__Your instructions__
Collect each line of the records containing the string "cannot".

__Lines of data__
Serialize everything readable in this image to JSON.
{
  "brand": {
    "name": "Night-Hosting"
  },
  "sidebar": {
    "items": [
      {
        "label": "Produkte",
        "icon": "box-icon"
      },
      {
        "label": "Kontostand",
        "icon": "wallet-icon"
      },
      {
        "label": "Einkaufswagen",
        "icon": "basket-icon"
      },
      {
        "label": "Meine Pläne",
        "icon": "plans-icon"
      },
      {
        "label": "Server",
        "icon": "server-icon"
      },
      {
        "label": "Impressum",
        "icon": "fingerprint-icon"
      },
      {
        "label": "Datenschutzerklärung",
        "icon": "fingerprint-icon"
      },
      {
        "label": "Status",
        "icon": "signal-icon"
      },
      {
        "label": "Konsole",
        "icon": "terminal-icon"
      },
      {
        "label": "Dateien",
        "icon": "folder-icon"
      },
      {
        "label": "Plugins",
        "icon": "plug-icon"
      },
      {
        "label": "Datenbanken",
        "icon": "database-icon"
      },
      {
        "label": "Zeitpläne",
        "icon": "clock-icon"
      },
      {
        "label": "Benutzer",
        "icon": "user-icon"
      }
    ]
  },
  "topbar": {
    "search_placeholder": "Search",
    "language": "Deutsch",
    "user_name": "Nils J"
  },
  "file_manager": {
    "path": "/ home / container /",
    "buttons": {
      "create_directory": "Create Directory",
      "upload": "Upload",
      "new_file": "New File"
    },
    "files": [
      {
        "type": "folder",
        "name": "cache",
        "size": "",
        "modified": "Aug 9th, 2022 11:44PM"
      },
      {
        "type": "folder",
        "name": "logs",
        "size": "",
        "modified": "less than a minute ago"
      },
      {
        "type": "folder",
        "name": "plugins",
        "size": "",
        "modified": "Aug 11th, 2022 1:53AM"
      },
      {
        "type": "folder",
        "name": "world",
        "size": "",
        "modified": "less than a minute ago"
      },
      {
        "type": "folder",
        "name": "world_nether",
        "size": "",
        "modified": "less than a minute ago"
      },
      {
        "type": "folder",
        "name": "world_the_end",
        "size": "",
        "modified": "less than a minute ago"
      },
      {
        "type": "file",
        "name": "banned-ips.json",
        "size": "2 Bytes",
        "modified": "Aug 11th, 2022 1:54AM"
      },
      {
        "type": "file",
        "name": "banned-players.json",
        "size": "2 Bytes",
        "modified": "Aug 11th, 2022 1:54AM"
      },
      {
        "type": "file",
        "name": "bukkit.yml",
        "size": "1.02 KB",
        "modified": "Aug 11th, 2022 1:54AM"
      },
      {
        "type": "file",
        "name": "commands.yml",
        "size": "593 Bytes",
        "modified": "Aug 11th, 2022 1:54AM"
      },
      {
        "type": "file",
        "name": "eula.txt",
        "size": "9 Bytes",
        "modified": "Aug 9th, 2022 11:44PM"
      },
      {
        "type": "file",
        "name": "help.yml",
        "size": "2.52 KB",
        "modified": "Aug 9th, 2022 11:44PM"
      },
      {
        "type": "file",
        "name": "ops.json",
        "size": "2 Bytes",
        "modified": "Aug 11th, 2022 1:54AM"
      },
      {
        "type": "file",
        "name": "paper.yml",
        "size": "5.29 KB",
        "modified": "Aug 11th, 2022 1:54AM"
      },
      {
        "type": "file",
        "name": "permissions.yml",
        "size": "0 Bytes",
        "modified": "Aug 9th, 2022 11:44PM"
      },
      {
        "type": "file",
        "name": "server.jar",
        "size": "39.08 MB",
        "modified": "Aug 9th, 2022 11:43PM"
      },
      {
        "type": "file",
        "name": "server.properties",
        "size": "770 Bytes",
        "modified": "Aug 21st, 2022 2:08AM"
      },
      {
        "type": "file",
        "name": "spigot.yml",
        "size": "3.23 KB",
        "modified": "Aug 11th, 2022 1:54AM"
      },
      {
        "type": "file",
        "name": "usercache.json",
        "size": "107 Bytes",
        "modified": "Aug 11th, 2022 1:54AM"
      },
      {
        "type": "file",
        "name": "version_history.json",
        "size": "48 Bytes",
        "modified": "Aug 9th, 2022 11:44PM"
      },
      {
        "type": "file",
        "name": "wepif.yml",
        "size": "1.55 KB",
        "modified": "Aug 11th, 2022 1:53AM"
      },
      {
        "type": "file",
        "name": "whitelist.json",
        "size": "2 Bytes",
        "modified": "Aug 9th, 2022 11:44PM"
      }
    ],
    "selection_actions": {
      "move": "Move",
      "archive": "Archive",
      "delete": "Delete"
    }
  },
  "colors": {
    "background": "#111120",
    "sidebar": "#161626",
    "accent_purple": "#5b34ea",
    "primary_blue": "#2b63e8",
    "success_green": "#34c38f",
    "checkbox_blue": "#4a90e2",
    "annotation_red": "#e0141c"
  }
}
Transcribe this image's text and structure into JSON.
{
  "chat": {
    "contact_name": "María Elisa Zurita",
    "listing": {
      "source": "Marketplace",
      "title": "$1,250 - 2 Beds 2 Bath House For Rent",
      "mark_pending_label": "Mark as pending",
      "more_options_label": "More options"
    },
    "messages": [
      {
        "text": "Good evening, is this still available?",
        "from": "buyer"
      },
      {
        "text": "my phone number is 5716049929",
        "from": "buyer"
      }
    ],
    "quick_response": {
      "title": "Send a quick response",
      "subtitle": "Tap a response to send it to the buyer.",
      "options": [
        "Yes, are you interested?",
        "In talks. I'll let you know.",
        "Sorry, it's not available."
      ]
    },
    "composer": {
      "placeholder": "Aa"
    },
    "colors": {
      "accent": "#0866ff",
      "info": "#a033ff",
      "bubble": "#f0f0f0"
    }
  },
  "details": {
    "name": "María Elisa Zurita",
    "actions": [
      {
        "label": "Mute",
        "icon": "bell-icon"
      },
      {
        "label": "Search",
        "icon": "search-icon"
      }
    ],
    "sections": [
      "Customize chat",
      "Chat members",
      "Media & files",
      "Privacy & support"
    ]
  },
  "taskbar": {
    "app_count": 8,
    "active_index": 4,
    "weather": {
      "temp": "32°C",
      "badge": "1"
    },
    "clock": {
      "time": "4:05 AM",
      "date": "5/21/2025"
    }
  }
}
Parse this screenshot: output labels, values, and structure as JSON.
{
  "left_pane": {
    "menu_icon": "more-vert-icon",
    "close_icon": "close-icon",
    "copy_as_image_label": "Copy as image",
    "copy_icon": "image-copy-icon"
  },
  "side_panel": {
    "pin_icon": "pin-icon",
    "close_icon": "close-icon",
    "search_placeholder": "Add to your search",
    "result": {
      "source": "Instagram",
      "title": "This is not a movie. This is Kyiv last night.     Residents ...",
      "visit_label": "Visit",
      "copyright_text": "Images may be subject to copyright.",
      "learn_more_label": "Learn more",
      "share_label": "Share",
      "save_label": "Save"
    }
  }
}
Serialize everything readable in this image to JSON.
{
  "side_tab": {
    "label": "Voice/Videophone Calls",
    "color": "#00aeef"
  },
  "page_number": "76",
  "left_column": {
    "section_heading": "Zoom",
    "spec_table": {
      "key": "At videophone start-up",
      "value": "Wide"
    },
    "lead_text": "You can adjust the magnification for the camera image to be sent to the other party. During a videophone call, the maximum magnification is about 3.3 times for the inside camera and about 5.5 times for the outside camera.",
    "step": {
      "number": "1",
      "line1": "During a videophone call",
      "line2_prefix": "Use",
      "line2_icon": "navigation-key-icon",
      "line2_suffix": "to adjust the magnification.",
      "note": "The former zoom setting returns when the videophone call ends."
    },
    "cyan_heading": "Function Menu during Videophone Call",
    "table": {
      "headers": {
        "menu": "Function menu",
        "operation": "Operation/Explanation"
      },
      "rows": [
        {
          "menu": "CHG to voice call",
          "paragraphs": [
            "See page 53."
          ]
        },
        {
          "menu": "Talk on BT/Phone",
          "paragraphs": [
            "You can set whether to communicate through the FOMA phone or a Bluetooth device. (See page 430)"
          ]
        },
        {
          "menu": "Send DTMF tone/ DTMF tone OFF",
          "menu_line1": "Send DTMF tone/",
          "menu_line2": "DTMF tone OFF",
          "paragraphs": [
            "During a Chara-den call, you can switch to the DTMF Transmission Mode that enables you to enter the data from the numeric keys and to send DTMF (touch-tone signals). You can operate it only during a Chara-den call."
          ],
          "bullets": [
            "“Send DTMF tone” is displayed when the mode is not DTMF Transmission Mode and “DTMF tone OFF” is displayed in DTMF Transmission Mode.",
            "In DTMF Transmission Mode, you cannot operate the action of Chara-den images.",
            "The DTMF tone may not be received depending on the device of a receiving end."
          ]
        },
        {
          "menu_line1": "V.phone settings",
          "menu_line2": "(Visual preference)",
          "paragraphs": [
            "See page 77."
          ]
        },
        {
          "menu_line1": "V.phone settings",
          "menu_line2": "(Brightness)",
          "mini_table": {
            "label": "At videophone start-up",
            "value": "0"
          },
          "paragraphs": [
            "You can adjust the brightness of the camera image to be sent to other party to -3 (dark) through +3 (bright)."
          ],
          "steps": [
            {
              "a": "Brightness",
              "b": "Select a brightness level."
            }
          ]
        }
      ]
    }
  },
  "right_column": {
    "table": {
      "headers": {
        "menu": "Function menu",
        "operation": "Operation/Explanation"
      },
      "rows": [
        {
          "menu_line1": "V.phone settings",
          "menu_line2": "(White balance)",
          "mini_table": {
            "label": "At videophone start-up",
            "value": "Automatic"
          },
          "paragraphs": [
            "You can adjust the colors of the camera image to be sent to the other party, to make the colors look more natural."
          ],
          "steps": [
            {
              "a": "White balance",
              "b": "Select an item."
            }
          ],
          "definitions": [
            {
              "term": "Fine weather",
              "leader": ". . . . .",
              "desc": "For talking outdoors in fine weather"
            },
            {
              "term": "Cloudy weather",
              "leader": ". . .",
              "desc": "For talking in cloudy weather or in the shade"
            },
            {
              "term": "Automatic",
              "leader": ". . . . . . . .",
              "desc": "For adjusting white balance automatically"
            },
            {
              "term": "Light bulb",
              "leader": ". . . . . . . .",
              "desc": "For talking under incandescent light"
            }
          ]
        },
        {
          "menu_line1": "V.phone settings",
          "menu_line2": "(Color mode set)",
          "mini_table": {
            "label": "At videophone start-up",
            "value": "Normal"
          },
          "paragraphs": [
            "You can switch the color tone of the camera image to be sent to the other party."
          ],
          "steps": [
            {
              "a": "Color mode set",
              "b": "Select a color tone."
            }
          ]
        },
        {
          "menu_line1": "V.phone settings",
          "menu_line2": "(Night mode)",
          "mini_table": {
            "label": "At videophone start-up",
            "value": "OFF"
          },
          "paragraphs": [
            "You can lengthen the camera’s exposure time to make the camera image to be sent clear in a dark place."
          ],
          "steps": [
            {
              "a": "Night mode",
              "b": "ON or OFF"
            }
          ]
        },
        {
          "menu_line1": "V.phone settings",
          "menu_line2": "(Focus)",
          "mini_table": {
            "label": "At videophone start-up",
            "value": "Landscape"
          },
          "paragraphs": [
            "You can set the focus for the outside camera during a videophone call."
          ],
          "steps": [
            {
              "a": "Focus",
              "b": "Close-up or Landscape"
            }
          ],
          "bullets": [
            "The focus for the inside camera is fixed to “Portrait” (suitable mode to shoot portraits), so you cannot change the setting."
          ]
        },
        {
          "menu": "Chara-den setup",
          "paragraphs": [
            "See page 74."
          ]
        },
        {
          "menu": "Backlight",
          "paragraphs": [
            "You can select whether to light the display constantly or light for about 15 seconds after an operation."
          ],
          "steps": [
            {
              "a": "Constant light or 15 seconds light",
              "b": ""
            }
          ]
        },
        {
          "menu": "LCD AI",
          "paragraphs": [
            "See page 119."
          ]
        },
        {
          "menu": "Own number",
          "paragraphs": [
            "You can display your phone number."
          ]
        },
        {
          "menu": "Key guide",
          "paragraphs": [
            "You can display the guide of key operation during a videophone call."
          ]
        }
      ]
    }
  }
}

__Complete answer__
            "In DTMF Transmission Mode, you cannot operate the action of Chara-den images.",
            "The focus for the inside camera is fixed to “Portrait” (suitable mode to shoot portraits), so you cannot change the setting."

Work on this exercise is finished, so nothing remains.